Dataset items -
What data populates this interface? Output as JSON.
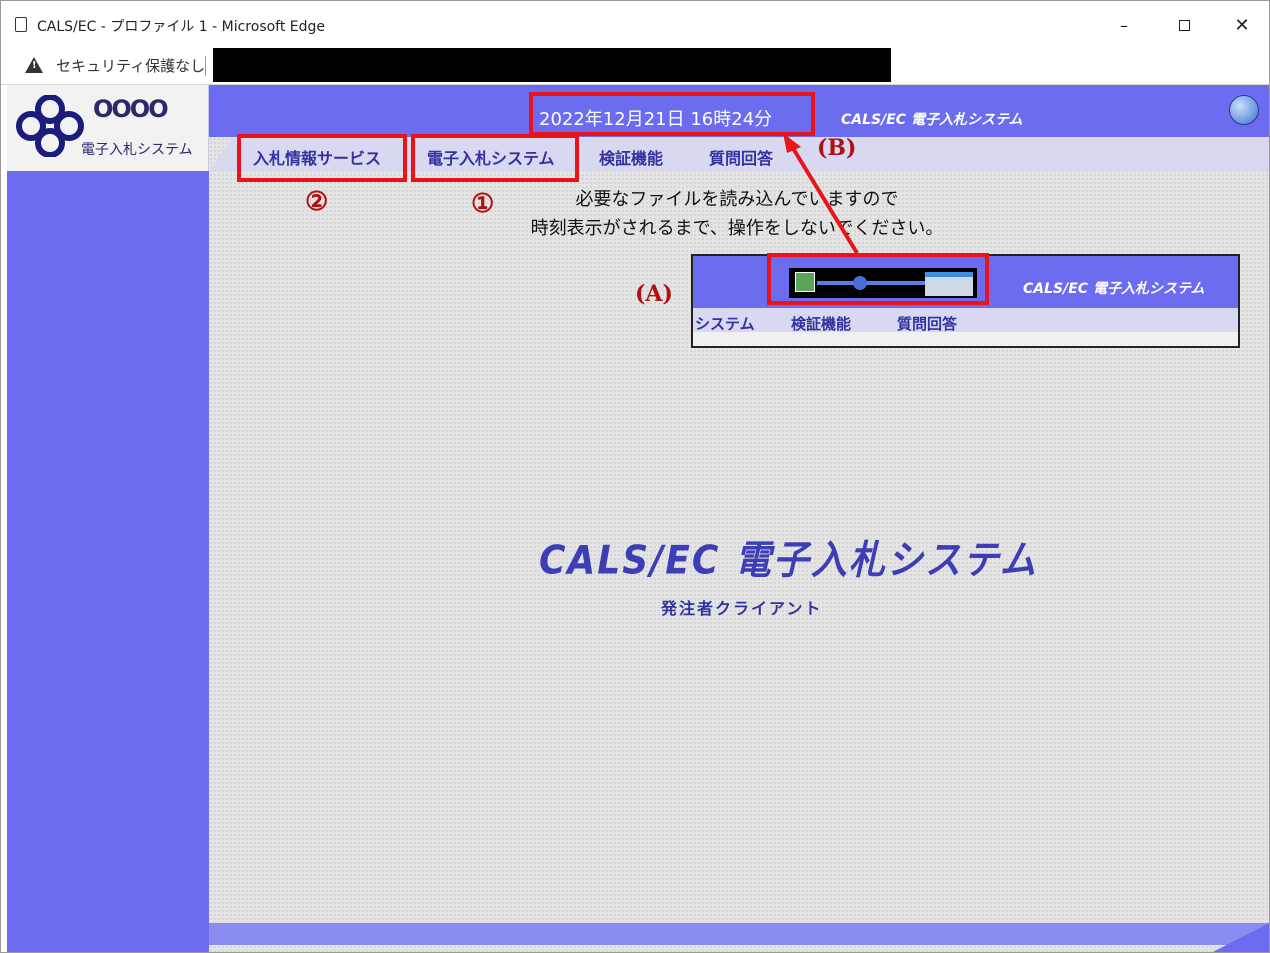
{
  "window": {
    "title": "CALS/EC - プロファイル 1 - Microsoft Edge",
    "controls": {
      "minimize": "–",
      "close": "✕"
    }
  },
  "address_bar": {
    "security_warning": "セキュリティ保護なし"
  },
  "sidebar": {
    "logo_name": "OOOO",
    "logo_subtitle": "電子入札システム"
  },
  "header": {
    "datetime": "2022年12月21日 16時24分",
    "system_title": "CALS/EC 電子入札システム"
  },
  "menu": {
    "items": [
      {
        "label": "入札情報サービス"
      },
      {
        "label": "電子入札システム"
      },
      {
        "label": "検証機能"
      },
      {
        "label": "質問回答"
      }
    ]
  },
  "main": {
    "loading_line1": "必要なファイルを読み込んでいますので",
    "loading_line2": "時刻表示がされるまで、操作をしないでください。",
    "title": "CALS/EC 電子入札システム",
    "subtitle": "発注者クライアント"
  },
  "inset": {
    "system_title": "CALS/EC 電子入札システム",
    "menu": [
      "システム",
      "検証機能",
      "質問回答"
    ]
  },
  "annotations": {
    "label_a": "(A)",
    "label_b": "(B)",
    "marker_1": "①",
    "marker_2": "②",
    "color": "#e8141a"
  },
  "colors": {
    "header_blue": "#6b6cf0",
    "menu_text": "#3232a0"
  }
}
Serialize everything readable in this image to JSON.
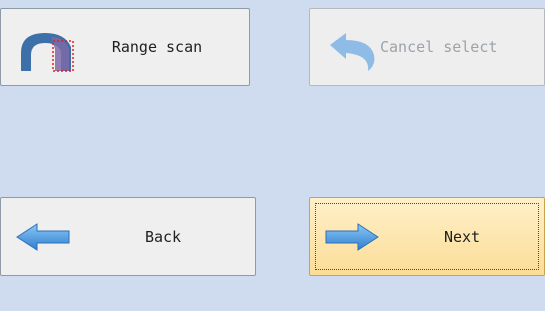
{
  "buttons": {
    "range_scan": {
      "label": "Range scan",
      "icon": "range-scan-icon"
    },
    "cancel_select": {
      "label": "Cancel select",
      "icon": "undo-arrow-icon",
      "enabled": false
    },
    "back": {
      "label": "Back",
      "icon": "arrow-left-icon"
    },
    "next": {
      "label": "Next",
      "icon": "arrow-right-icon",
      "default": true
    }
  },
  "colors": {
    "background": "#cfdcef",
    "button_face": "#efefef",
    "default_button": "#fbe0a0",
    "arrow_blue": "#4a9be3"
  }
}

Brief - Retype exactly, and only, the lines from the one containing "Serialize everything readable" through the end of the material, leaving aside every picture.

Expected answer -
Serialize everything readable in this image to JSON.
{
  "buttons": {
    "range_scan": {
      "label": "Range scan",
      "icon": "range-scan-icon"
    },
    "cancel_select": {
      "label": "Cancel select",
      "icon": "undo-arrow-icon",
      "enabled": false
    },
    "back": {
      "label": "Back",
      "icon": "arrow-left-icon"
    },
    "next": {
      "label": "Next",
      "icon": "arrow-right-icon",
      "default": true
    }
  },
  "colors": {
    "background": "#cfdcef",
    "button_face": "#efefef",
    "default_button": "#fbe0a0",
    "arrow_blue": "#4a9be3"
  }
}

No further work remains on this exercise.